Reproduce word for word the stretch of rows from the one containing "boxes. List at most 100 elements." through the one containing "candle-body xyxy=(406,367,419,373)", including both of those rows.

━━ Information supplied

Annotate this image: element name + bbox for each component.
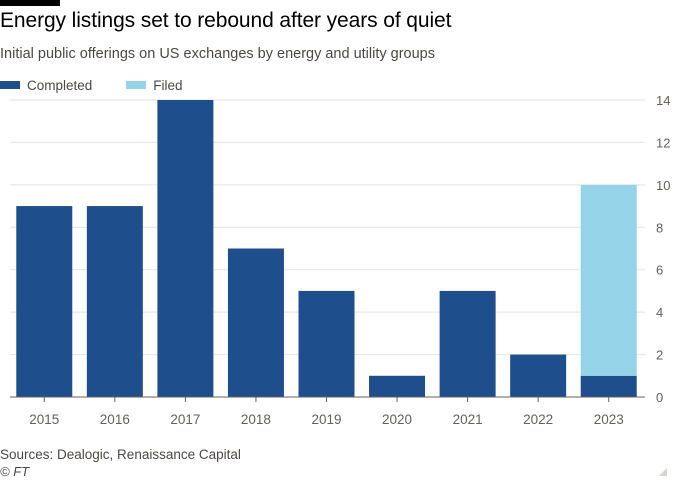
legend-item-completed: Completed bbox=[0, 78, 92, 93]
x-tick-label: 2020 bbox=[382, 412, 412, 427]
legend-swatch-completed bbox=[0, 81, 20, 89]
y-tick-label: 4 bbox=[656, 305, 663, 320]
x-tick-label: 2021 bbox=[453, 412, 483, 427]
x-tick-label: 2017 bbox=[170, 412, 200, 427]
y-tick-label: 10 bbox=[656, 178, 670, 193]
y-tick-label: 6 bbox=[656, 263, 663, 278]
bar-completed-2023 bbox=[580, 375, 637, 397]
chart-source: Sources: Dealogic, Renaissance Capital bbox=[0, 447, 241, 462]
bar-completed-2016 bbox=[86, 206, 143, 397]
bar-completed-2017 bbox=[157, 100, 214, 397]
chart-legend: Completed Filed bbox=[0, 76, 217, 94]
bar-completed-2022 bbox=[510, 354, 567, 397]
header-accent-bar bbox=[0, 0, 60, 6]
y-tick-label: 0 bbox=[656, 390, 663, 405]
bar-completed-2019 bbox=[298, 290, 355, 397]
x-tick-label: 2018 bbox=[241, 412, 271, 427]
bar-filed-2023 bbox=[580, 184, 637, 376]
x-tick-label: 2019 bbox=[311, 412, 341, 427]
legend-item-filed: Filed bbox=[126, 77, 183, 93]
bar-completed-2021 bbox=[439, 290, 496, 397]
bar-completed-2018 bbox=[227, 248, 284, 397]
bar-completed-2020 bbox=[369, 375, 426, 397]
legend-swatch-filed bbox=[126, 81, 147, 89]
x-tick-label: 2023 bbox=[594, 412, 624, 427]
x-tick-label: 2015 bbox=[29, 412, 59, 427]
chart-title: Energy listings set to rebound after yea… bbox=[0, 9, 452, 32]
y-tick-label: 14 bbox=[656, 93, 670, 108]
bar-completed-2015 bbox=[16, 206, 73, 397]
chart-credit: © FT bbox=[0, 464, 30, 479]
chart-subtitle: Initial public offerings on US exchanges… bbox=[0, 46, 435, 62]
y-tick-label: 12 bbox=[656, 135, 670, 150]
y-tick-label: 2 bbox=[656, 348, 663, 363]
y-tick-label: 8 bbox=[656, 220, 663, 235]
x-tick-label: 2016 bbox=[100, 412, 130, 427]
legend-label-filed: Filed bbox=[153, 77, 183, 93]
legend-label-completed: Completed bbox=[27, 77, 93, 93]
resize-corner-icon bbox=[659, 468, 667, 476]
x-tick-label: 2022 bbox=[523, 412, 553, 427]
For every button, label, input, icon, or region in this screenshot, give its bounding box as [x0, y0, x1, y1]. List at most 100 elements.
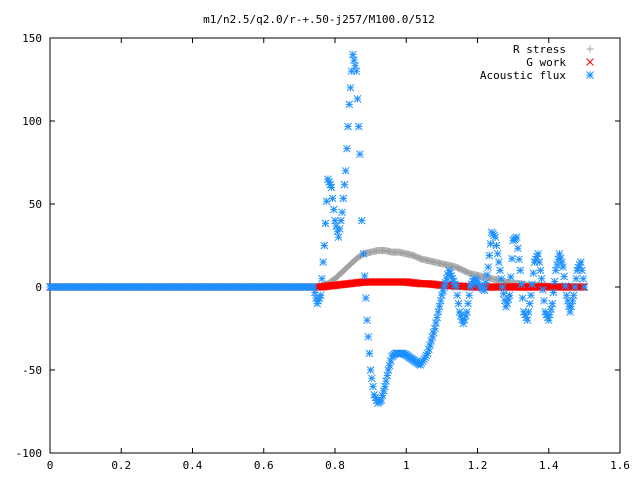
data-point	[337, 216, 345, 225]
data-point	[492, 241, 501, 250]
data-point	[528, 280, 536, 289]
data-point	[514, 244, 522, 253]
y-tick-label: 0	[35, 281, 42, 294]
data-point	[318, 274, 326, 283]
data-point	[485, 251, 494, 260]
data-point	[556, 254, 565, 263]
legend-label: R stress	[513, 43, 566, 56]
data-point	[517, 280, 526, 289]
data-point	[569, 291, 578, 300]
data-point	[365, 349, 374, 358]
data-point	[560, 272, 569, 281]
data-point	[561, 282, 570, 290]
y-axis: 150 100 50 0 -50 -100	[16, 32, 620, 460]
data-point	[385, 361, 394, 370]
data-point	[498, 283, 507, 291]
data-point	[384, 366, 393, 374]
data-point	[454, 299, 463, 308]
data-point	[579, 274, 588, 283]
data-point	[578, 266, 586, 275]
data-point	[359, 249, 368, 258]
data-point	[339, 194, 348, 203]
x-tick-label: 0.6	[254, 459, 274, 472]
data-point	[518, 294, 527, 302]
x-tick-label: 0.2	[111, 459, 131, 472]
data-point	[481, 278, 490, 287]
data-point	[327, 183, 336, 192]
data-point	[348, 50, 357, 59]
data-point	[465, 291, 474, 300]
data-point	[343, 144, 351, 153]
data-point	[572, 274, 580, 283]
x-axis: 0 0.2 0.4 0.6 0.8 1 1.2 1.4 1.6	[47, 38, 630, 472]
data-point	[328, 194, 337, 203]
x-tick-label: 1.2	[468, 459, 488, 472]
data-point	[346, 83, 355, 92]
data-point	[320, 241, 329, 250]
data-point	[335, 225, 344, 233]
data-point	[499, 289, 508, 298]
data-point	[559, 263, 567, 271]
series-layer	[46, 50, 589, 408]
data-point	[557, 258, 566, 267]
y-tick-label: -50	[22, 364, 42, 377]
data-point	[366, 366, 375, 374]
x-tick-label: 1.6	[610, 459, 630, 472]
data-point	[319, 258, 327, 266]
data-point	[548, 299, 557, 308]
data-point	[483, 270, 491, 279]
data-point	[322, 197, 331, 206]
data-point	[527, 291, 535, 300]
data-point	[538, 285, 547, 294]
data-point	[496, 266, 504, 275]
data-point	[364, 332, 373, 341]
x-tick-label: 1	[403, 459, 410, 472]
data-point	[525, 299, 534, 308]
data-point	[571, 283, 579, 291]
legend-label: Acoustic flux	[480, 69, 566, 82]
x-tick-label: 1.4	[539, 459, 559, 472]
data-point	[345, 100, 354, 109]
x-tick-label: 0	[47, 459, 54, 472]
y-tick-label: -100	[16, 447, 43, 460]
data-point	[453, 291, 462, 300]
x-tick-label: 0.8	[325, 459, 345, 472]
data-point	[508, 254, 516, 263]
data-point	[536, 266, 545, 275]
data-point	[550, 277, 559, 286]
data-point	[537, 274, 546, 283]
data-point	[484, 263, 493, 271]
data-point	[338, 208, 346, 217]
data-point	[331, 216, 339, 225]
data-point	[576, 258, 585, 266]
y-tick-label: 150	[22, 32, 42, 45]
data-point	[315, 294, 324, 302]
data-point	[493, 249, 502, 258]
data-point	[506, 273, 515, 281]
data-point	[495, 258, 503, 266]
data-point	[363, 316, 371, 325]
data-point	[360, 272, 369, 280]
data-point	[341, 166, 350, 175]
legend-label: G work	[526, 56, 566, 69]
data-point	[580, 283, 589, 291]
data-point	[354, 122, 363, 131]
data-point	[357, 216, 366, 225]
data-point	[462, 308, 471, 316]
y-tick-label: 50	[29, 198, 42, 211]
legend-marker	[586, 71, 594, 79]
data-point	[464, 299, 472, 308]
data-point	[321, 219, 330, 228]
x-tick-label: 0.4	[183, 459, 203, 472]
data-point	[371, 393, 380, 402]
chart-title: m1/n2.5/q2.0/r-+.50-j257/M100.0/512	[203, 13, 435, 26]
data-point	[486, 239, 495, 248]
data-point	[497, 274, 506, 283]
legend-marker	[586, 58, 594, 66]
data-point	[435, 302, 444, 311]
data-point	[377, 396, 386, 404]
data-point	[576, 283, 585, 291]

━━━━
━━ Information supplied

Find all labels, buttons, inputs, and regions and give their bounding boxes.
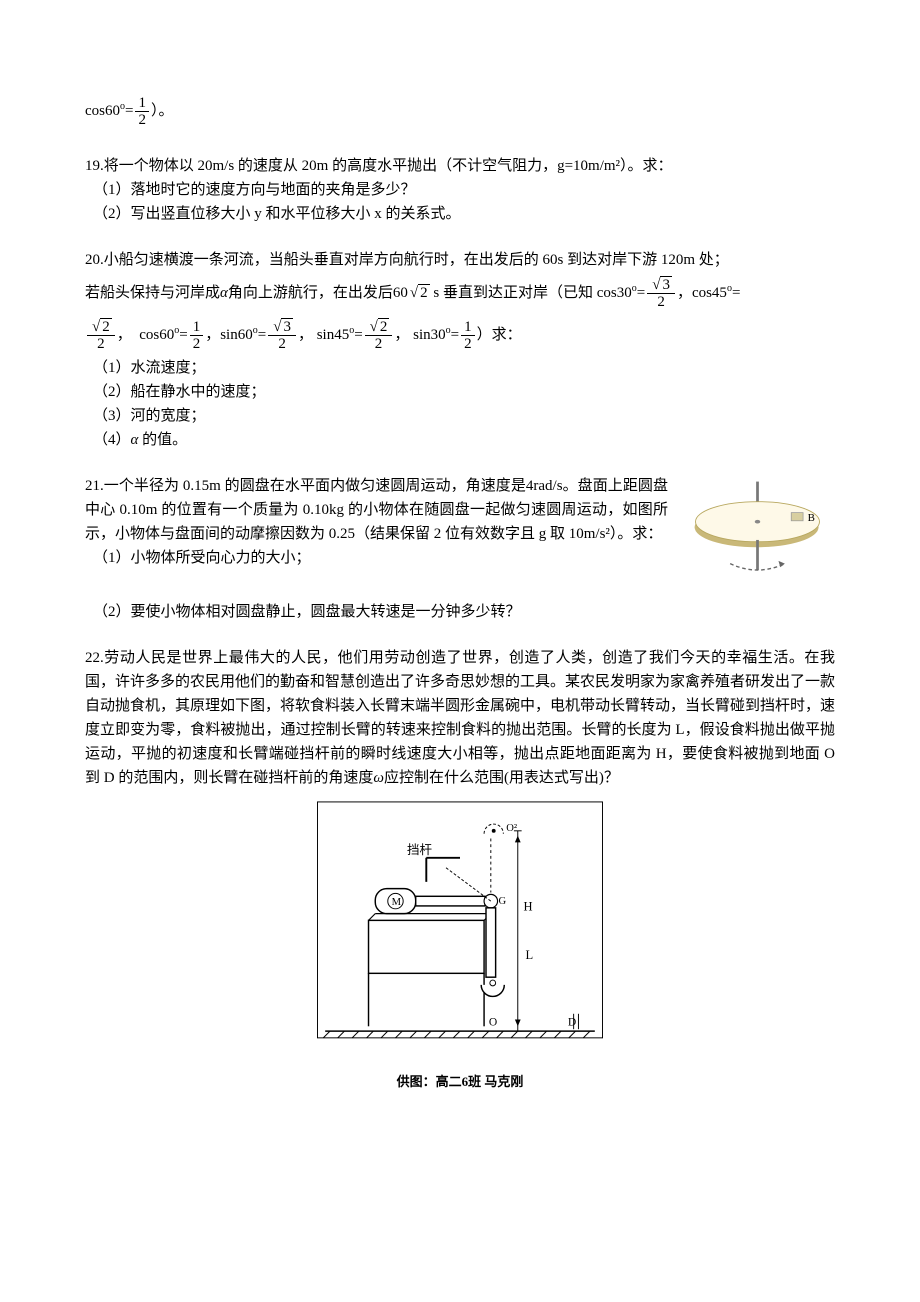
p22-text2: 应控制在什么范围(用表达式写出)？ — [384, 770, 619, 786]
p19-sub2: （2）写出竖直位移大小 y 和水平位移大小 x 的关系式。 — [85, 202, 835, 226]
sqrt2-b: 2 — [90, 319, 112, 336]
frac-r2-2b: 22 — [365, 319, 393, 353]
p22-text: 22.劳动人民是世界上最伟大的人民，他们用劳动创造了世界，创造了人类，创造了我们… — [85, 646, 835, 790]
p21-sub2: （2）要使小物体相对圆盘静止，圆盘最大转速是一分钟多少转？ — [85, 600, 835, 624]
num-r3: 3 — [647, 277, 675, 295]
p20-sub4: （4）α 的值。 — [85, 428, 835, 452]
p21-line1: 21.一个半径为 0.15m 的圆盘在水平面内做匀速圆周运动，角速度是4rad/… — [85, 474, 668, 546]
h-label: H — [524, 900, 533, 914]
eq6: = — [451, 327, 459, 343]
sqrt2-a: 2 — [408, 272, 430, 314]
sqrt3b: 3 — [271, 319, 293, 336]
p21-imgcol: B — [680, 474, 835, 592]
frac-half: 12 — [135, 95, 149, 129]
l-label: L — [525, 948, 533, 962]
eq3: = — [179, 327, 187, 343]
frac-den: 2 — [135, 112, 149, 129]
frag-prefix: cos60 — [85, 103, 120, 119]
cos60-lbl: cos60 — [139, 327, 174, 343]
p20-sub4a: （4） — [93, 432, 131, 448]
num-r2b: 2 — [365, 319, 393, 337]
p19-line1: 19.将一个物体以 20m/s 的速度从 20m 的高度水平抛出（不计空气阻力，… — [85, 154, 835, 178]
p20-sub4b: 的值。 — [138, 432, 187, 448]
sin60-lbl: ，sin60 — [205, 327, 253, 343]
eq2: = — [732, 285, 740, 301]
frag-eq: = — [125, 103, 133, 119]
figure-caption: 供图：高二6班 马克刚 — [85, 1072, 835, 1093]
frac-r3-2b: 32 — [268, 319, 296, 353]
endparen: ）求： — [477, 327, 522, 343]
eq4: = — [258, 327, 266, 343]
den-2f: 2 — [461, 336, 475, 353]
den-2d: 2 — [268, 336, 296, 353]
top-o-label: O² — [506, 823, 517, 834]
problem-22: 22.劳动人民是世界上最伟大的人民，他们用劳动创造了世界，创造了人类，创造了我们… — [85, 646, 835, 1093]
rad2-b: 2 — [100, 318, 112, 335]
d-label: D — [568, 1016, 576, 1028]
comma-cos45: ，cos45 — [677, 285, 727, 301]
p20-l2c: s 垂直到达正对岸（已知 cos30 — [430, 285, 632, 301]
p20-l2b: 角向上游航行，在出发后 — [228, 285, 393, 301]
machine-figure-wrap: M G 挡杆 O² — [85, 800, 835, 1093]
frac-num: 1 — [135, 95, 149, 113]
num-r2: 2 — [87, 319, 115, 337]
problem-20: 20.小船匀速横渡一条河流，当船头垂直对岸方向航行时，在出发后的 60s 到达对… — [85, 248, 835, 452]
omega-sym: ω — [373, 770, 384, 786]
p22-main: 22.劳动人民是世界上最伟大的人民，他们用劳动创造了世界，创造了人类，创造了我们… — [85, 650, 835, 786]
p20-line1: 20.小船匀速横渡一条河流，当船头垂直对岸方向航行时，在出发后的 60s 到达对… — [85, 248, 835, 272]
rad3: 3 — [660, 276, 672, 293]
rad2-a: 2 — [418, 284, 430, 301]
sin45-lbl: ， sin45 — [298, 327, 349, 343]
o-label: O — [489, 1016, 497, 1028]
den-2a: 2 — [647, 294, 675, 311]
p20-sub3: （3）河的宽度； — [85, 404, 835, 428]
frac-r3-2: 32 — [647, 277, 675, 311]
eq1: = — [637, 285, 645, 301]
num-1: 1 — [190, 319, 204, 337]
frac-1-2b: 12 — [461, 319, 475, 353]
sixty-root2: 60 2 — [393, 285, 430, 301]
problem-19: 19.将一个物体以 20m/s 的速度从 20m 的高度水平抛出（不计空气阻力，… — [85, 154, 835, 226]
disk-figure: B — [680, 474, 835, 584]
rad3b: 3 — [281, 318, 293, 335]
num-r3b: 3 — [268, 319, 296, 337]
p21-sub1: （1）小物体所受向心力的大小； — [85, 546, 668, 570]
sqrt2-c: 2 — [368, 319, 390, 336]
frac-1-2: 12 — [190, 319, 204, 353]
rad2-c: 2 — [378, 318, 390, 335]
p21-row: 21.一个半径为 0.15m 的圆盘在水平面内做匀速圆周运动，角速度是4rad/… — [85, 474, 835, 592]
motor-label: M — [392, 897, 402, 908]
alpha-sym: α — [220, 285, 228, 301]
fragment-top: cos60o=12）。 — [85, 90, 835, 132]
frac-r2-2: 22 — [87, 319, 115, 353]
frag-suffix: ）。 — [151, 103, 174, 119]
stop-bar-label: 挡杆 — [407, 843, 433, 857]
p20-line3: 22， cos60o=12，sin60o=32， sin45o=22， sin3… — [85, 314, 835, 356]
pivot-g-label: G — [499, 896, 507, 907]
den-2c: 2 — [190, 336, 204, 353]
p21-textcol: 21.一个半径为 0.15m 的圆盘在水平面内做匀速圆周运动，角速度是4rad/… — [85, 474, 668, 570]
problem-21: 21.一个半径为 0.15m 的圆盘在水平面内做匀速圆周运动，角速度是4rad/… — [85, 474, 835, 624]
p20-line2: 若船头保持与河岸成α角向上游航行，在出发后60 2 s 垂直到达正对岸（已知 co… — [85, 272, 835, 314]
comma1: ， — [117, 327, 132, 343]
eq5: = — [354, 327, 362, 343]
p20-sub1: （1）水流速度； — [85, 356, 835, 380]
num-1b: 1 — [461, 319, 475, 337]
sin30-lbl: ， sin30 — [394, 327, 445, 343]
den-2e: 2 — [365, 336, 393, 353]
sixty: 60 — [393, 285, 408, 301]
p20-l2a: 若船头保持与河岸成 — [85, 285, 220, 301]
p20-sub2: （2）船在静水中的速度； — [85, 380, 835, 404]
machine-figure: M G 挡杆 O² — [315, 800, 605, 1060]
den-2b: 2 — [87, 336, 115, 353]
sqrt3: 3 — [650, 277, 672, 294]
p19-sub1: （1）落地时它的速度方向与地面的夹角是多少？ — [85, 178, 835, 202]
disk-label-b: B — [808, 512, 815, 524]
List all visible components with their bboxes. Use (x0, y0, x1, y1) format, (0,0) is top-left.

━━━━
━━ Information supplied

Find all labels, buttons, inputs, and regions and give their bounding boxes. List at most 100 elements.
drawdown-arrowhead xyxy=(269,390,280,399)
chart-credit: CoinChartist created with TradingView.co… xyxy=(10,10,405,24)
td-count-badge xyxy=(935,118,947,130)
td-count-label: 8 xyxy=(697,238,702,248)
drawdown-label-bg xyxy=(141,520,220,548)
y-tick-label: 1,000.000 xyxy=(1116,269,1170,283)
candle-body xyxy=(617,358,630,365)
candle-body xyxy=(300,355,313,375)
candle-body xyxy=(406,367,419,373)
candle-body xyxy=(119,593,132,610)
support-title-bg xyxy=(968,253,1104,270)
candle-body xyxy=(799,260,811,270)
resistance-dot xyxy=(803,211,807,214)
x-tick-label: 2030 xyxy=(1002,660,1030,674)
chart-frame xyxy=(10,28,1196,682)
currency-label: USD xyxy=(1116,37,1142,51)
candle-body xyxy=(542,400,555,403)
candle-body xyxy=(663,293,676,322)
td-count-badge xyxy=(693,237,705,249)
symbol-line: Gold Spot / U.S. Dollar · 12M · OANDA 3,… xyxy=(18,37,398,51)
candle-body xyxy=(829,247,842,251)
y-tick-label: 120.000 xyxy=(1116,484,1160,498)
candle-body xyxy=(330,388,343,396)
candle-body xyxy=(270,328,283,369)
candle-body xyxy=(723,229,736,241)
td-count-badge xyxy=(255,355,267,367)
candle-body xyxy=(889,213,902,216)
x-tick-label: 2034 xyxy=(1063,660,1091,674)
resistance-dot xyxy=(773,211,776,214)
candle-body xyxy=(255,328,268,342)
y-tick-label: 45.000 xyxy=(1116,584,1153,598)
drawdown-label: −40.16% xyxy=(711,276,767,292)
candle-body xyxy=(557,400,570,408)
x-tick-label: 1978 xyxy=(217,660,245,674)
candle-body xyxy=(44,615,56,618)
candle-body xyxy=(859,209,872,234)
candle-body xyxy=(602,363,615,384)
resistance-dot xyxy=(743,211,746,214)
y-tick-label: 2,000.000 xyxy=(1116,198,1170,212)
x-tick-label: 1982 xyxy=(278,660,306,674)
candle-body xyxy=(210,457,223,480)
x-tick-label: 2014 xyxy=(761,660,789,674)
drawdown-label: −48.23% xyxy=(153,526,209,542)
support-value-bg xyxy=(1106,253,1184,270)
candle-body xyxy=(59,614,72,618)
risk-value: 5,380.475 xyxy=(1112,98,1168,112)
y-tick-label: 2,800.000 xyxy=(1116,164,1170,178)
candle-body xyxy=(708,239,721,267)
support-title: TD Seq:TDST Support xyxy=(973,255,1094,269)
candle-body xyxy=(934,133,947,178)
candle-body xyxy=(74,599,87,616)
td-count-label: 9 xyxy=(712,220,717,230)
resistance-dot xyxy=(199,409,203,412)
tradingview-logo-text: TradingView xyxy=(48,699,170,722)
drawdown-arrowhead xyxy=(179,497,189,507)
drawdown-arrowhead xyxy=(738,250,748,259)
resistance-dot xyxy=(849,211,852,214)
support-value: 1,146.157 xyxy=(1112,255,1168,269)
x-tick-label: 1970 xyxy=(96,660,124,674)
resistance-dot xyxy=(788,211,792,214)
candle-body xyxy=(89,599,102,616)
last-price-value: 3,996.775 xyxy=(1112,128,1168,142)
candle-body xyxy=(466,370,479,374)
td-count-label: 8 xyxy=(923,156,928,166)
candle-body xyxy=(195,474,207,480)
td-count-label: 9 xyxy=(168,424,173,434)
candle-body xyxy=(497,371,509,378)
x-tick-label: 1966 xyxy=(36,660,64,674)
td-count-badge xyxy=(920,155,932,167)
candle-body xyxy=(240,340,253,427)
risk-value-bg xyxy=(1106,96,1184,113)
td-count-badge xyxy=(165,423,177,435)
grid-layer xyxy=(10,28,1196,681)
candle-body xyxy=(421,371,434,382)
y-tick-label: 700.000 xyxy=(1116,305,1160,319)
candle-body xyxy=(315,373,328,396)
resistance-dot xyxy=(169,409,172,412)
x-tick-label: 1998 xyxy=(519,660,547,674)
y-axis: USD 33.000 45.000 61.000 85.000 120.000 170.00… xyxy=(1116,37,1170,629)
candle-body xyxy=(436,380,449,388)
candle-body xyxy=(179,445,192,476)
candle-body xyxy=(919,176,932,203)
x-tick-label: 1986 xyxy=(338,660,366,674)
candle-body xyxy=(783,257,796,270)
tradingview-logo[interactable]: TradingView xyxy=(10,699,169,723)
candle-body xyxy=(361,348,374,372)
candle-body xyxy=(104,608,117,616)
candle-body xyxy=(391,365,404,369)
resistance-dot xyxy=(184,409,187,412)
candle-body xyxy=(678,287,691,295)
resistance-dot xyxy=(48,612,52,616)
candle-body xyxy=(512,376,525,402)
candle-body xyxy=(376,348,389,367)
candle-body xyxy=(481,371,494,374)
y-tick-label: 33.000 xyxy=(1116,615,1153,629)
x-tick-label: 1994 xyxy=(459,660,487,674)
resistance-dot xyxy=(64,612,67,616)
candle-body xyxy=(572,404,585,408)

━━━━

* **The completed task**
Find all labels, buttons, inputs, and regions and give their bounding boxes. List at most 100 elements.
drawdown-arrowhead xyxy=(269,390,280,399)
chart-credit: CoinChartist created with TradingView.co… xyxy=(10,10,405,24)
td-count-badge xyxy=(935,118,947,130)
td-count-label: 8 xyxy=(697,238,702,248)
drawdown-label-bg xyxy=(141,520,220,548)
y-tick-label: 1,000.000 xyxy=(1116,269,1170,283)
candle-body xyxy=(617,358,630,365)
candle-body xyxy=(300,355,313,375)
candle-body xyxy=(406,367,419,373)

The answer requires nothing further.